-- WHAT NEEDS TO BE DONE --
Extract, from the listing that follows, each line containing the word "طوائف".

'''

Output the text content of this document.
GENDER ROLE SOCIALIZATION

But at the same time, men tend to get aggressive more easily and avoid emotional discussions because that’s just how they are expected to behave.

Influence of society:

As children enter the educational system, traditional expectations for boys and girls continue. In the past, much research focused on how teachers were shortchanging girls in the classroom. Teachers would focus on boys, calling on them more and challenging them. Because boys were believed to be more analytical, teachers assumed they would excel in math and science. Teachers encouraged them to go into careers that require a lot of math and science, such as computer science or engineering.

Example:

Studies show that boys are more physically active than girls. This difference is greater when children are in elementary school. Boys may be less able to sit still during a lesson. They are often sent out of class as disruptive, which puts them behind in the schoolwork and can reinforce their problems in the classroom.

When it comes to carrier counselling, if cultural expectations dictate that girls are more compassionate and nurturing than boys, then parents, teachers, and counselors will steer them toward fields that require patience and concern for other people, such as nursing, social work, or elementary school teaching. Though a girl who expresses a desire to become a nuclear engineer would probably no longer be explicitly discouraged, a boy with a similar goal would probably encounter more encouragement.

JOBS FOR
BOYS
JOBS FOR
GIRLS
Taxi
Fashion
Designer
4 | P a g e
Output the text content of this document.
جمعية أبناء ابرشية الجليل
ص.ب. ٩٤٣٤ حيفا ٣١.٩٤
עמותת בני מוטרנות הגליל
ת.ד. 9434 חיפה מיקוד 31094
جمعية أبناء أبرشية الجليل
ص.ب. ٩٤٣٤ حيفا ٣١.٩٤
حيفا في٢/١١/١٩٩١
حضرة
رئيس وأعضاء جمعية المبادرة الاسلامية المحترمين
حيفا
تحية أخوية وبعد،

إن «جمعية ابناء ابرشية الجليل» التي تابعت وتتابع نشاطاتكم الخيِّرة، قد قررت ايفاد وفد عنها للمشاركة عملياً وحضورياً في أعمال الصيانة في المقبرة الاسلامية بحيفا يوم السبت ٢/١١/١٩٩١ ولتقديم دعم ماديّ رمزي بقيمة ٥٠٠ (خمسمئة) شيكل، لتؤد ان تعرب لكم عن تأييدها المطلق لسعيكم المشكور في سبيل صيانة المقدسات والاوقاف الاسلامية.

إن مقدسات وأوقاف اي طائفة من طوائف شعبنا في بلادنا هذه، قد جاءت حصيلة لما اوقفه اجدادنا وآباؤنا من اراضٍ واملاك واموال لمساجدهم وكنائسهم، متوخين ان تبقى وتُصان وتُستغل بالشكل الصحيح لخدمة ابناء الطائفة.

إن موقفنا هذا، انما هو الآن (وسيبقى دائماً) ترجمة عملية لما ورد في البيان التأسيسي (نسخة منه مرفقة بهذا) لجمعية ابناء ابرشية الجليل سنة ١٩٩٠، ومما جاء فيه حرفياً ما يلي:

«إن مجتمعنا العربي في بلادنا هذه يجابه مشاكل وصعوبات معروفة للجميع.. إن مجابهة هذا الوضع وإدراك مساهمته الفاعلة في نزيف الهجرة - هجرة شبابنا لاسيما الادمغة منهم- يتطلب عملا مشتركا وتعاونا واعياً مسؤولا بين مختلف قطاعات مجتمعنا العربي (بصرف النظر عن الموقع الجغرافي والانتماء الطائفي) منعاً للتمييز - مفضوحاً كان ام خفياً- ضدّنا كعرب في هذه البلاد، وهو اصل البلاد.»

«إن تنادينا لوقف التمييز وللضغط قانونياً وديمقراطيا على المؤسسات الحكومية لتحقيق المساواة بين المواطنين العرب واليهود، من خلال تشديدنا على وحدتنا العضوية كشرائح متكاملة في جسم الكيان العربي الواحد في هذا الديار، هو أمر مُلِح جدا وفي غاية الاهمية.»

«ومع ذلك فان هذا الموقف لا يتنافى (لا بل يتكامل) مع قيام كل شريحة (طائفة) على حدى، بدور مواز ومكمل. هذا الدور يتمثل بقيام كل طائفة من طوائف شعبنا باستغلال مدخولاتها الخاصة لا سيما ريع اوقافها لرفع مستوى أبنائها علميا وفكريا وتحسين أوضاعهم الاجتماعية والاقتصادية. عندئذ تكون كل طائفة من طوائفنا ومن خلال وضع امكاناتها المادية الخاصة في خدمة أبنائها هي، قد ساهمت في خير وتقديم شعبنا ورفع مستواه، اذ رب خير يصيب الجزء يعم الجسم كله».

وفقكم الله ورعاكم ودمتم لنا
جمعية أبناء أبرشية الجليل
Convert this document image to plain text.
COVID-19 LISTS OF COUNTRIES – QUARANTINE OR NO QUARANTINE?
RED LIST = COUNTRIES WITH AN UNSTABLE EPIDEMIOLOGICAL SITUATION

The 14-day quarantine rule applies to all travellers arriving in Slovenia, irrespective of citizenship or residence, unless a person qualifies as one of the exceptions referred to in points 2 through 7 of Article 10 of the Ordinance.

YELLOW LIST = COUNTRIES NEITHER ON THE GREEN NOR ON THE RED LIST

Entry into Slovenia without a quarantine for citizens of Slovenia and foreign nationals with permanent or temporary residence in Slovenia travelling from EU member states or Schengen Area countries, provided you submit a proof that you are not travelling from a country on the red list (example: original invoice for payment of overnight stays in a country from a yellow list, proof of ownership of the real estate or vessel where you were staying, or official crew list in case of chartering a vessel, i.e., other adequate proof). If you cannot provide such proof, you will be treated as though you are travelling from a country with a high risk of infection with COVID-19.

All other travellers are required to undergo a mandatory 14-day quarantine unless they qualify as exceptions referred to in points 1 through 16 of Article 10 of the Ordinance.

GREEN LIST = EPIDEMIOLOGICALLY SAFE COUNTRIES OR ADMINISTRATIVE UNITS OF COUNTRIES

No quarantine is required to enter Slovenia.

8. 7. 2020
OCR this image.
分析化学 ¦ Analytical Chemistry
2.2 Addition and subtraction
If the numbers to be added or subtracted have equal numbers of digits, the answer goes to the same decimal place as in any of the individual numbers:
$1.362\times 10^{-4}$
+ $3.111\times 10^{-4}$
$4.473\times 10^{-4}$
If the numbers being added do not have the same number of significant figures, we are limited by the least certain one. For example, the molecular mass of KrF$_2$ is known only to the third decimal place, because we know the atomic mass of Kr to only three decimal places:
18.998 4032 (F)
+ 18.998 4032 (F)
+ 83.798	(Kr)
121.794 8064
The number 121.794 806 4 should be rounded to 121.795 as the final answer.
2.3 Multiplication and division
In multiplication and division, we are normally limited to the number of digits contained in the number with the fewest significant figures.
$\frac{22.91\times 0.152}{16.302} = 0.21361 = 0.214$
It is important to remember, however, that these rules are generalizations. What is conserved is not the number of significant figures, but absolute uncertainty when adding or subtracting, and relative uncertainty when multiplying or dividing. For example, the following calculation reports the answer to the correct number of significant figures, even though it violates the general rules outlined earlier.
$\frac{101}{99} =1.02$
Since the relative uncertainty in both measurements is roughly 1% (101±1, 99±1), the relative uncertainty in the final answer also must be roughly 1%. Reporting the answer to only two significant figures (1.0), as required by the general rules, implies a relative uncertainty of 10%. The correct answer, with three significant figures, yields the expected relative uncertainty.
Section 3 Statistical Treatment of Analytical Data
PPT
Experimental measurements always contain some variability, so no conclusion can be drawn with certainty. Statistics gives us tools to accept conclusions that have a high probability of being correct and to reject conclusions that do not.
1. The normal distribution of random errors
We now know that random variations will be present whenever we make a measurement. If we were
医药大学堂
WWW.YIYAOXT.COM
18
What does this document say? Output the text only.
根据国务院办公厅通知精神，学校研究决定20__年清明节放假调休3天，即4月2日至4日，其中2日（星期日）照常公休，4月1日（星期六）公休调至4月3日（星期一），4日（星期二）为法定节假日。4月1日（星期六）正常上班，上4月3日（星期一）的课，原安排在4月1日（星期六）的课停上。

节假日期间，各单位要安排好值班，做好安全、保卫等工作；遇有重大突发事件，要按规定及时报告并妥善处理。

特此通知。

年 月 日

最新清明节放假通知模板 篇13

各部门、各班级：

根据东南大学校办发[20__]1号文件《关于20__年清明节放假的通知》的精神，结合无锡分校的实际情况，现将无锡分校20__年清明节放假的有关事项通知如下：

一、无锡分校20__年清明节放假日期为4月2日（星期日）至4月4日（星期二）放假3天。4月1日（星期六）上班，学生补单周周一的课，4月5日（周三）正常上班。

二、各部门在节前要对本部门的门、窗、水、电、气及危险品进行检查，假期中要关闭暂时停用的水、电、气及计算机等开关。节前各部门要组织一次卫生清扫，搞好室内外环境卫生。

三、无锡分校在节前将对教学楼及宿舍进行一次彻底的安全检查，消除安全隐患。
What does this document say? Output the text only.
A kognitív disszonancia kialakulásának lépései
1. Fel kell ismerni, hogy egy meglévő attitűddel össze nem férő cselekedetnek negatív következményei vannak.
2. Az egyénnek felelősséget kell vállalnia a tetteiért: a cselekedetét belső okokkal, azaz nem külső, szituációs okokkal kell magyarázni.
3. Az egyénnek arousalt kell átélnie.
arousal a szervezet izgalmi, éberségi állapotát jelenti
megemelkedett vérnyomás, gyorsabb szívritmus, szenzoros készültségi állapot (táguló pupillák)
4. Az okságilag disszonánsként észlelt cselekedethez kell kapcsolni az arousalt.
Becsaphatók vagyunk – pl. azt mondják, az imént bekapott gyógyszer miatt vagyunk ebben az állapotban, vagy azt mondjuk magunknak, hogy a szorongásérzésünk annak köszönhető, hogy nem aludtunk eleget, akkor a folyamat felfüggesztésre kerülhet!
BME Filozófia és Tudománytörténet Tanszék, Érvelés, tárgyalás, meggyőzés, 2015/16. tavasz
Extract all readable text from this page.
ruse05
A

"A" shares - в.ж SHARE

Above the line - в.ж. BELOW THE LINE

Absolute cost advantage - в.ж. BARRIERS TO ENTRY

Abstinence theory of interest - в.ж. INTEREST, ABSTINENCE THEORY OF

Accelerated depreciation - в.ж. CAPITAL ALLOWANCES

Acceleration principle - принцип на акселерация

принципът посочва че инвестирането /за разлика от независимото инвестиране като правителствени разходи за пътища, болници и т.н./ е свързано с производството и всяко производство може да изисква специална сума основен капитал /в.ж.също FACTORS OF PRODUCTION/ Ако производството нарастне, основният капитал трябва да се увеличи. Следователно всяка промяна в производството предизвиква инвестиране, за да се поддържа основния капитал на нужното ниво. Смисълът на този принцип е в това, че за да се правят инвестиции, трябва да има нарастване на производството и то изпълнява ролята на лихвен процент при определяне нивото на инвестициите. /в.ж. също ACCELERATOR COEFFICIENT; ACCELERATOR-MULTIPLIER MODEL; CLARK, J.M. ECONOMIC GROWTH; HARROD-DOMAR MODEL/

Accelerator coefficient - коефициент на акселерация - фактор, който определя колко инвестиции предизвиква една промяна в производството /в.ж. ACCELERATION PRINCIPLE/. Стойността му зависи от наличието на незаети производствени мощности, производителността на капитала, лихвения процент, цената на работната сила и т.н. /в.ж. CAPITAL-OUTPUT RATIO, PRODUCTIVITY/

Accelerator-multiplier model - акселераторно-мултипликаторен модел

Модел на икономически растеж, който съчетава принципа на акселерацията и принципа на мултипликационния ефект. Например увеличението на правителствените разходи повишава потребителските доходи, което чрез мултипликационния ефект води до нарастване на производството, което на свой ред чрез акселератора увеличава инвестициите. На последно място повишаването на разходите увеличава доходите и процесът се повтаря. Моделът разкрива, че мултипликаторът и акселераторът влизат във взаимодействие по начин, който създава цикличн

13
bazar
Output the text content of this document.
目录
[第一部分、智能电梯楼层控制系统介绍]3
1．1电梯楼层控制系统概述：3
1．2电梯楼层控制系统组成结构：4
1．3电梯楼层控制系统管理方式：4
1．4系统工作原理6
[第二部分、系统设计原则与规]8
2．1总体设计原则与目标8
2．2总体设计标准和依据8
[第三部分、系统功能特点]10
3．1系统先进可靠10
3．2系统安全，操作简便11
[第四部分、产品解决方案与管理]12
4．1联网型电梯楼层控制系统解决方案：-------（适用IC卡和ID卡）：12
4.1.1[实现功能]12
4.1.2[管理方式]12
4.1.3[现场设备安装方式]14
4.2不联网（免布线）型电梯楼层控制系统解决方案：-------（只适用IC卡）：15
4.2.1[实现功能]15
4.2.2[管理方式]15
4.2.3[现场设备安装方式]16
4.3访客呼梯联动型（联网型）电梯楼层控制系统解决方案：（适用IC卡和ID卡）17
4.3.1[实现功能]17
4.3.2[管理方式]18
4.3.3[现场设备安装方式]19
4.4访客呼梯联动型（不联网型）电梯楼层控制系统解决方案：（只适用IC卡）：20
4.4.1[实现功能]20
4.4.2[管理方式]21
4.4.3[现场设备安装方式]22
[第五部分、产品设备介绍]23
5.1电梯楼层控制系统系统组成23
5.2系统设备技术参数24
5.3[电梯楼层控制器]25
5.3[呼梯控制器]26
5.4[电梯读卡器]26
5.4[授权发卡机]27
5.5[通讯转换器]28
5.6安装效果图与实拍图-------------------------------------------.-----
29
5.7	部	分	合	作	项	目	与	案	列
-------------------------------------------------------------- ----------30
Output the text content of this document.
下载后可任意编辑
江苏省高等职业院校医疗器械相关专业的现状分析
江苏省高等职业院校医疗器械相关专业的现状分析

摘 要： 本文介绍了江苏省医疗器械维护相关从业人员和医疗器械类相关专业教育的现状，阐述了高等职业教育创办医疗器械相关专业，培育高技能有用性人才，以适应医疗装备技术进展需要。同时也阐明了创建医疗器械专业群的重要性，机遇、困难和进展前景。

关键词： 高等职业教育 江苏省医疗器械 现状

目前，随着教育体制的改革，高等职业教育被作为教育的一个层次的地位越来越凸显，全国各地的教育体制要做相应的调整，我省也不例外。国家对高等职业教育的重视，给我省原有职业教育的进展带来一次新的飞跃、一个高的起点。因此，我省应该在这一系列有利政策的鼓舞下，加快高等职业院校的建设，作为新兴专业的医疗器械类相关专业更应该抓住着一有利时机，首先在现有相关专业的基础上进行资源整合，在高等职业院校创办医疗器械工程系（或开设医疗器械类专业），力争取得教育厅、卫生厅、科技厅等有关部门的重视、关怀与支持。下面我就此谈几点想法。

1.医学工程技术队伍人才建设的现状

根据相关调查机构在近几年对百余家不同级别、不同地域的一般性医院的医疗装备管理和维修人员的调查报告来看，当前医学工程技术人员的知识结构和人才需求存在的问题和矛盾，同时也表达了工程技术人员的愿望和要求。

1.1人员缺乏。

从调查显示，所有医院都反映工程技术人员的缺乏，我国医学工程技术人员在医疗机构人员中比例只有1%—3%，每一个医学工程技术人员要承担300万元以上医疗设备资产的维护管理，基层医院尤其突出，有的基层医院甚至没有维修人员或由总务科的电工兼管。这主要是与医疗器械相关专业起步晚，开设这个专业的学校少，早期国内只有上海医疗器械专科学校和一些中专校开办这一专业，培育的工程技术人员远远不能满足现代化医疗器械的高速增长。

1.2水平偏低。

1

'''

-- FINAL RESULT --
إن مقدسات وأوقاف اي طائفة من طوائف شعبنا في بلادنا هذه، قد جاءت حصيلة لما اوقفه اجدادنا وآباؤنا من اراضٍ واملاك واموال لمساجدهم وكنائسهم، متوخين ان تبقى وتُصان وتُستغل بالشكل الصحيح لخدمة ابناء الطائفة.
«ومع ذلك فان هذا الموقف لا يتنافى (لا بل يتكامل) مع قيام كل شريحة (طائفة) على حدى، بدور مواز ومكمل. هذا الدور يتمثل بقيام كل طائفة من طوائف شعبنا باستغلال مدخولاتها الخاصة لا سيما ريع اوقافها لرفع مستوى أبنائها علميا وفكريا وتحسين أوضاعهم الاجتماعية والاقتصادية. عندئذ تكون كل طائفة من طوائفنا ومن خلال وضع امكاناتها المادية الخاصة في خدمة أبنائها هي، قد ساهمت في خير وتقديم شعبنا ورفع مستواه، اذ رب خير يصيب الجزء يعم الجسم كله».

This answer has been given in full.